• Short exercise
Only the number is wanted: how many lines hold the word "text"?

■ ■ ■ ■ ■ ■ ■

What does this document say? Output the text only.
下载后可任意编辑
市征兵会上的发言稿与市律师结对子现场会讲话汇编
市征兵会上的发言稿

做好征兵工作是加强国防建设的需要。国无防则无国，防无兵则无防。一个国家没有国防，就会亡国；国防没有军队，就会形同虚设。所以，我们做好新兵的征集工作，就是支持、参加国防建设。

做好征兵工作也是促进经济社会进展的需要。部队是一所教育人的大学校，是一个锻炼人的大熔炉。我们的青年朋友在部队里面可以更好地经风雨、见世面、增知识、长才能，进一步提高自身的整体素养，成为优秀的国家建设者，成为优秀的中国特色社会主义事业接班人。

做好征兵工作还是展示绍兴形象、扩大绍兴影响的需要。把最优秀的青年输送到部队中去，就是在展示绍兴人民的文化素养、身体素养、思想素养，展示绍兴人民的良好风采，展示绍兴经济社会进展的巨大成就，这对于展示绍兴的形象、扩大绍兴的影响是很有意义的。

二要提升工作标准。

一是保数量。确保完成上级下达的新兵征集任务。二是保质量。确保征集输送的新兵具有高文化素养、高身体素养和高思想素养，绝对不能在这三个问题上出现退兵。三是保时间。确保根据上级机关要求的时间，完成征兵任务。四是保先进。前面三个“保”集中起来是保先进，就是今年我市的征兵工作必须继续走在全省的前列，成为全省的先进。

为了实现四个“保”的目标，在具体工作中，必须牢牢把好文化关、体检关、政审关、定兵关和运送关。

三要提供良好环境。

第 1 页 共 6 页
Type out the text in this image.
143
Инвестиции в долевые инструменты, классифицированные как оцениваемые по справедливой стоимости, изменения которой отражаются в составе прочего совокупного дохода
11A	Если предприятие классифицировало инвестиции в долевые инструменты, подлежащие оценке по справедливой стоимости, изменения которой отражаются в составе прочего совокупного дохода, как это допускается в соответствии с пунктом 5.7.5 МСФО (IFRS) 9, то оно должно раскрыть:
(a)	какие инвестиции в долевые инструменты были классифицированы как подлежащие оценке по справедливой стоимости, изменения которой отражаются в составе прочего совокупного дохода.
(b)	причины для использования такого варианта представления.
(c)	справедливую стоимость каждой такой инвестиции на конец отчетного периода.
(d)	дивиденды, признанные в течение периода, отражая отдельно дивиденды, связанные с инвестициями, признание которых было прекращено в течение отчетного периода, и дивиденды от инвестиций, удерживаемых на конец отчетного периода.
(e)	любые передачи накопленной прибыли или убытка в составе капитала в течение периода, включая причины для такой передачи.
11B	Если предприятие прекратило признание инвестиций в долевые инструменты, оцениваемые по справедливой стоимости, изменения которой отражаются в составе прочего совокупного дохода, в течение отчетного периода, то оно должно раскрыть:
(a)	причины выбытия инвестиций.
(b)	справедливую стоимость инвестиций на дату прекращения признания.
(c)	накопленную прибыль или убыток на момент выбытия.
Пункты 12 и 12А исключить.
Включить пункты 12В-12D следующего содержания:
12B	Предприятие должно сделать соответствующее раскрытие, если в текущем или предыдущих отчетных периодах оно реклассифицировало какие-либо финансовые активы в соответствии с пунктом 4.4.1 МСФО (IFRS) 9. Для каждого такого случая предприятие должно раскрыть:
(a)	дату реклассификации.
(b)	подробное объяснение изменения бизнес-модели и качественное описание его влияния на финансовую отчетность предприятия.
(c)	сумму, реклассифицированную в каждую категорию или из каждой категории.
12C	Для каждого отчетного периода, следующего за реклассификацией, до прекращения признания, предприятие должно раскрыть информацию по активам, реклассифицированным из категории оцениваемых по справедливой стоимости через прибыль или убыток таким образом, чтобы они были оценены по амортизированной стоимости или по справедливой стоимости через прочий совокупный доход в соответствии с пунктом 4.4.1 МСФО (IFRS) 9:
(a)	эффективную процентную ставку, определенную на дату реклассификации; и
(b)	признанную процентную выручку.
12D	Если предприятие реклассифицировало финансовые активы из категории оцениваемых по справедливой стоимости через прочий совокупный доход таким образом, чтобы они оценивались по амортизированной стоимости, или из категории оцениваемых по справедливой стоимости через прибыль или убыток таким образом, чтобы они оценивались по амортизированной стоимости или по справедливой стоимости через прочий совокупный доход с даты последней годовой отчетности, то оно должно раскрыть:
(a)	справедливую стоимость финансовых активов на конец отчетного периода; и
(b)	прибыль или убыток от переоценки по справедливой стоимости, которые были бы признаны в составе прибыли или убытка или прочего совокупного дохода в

■ ■ ■ ■ ■ ■ ■

• Exercise response
2